[Goal of the exercise]
Present each line of the entries below that holds the word "winds".

==========

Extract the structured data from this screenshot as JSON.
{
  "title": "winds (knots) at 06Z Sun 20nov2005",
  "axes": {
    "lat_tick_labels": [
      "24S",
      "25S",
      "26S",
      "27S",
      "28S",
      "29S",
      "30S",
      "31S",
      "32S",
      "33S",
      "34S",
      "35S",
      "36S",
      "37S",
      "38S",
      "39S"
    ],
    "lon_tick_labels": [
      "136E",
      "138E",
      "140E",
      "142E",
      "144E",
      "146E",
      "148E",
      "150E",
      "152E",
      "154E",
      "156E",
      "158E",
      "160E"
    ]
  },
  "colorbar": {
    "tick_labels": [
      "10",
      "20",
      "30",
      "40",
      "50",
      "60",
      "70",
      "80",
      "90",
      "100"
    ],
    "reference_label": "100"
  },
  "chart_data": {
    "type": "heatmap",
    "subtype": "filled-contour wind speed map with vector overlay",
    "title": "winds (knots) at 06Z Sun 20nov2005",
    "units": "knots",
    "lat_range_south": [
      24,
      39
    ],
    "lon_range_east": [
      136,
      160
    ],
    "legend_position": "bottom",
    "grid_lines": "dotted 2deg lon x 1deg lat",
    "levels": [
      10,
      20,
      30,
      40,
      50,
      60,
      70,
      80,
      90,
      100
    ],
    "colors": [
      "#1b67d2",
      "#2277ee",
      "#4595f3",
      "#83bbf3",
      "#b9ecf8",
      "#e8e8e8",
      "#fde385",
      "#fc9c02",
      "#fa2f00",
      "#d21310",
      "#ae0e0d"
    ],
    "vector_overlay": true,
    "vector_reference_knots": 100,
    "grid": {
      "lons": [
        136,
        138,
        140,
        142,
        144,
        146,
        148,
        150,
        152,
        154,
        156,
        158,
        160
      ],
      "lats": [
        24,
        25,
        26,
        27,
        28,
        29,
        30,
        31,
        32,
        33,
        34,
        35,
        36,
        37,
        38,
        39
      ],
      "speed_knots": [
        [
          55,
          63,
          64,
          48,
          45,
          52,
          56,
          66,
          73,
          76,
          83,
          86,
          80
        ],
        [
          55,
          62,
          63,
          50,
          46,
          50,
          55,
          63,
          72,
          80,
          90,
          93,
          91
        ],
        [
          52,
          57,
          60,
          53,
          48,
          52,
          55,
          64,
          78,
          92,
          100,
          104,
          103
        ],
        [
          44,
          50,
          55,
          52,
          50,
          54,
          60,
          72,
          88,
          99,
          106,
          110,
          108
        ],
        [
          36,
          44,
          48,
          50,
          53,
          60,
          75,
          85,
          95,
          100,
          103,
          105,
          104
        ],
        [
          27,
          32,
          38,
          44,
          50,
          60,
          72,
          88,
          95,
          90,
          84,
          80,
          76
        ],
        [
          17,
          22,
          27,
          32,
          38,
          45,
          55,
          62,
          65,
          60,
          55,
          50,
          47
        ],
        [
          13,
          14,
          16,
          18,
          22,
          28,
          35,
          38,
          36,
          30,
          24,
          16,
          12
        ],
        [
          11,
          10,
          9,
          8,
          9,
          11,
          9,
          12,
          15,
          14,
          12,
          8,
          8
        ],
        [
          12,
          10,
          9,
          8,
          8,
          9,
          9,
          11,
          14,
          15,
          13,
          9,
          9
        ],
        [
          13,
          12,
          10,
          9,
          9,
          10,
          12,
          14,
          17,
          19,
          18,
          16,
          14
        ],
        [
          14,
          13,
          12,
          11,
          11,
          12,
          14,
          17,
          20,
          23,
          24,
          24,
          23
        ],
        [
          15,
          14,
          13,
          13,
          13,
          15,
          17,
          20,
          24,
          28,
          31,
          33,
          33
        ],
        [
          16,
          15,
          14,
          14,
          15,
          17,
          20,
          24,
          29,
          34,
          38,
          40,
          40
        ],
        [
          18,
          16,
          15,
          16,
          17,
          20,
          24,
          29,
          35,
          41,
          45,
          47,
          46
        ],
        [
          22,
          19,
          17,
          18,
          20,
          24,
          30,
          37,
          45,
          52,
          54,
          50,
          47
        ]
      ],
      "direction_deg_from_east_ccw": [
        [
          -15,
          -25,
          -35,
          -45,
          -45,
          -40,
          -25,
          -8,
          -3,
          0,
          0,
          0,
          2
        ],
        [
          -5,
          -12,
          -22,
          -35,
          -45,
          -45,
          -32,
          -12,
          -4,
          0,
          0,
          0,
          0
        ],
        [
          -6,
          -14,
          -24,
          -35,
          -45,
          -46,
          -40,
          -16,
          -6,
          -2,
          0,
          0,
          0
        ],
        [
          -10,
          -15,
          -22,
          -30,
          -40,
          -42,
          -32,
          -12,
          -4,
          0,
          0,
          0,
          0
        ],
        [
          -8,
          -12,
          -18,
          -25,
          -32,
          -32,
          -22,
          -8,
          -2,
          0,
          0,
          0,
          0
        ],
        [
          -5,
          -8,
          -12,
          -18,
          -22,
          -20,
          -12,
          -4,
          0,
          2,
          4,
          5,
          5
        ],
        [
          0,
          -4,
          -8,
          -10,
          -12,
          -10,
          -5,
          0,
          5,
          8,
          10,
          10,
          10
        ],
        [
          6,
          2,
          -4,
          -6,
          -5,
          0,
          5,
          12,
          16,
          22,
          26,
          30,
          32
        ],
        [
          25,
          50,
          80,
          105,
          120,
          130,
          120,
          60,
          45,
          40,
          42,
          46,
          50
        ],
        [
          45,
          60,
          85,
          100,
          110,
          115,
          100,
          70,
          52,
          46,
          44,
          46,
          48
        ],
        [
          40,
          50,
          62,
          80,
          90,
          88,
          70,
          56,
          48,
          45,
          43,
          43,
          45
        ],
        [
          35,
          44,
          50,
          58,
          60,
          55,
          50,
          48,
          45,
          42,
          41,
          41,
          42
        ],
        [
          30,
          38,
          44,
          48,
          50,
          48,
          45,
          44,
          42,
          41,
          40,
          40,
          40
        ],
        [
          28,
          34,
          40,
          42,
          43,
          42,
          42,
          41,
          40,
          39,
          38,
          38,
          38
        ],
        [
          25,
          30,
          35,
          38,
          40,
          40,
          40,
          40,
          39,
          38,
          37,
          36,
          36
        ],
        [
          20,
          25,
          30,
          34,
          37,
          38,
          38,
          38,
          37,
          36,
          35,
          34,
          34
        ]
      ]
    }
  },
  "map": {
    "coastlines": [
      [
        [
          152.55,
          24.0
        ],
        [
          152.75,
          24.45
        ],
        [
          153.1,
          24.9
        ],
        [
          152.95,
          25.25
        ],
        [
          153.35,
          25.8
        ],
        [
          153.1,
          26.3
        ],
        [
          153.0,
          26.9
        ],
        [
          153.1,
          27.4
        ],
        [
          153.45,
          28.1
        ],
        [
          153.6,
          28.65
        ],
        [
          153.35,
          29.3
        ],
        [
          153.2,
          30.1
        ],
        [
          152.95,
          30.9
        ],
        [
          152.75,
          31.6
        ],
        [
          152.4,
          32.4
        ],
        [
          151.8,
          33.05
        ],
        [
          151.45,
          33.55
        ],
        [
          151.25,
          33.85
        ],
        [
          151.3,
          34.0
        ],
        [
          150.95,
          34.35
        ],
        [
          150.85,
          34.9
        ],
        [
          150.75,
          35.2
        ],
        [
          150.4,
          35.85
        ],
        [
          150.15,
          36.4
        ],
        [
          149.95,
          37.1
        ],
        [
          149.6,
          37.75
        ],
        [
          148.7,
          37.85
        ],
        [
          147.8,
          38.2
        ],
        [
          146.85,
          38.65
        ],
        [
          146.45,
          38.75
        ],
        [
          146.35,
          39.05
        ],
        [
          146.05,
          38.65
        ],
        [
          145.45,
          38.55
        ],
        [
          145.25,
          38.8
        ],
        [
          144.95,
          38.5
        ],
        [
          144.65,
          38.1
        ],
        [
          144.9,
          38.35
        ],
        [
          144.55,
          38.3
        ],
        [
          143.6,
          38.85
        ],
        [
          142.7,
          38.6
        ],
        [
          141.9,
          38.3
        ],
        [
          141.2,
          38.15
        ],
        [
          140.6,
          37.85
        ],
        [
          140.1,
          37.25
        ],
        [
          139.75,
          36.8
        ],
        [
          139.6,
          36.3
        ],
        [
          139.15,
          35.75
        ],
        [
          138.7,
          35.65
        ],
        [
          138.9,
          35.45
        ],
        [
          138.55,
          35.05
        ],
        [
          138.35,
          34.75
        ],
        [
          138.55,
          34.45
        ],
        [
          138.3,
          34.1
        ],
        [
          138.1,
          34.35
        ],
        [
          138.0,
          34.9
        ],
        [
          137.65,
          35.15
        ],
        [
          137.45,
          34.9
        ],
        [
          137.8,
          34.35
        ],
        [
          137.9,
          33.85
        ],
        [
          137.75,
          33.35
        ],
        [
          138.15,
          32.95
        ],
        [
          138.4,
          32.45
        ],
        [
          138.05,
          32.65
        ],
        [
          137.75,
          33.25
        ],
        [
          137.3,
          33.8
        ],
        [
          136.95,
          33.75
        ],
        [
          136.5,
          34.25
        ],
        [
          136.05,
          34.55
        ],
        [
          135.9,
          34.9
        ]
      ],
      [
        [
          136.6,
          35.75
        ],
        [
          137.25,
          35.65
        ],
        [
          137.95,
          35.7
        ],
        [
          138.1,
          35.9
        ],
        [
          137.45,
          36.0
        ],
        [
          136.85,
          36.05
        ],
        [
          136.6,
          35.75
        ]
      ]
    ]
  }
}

==========

[The reply]
  "title": "winds (knots) at 06Z Sun 20nov2005",
    "title": "winds (knots) at 06Z Sun 20nov2005",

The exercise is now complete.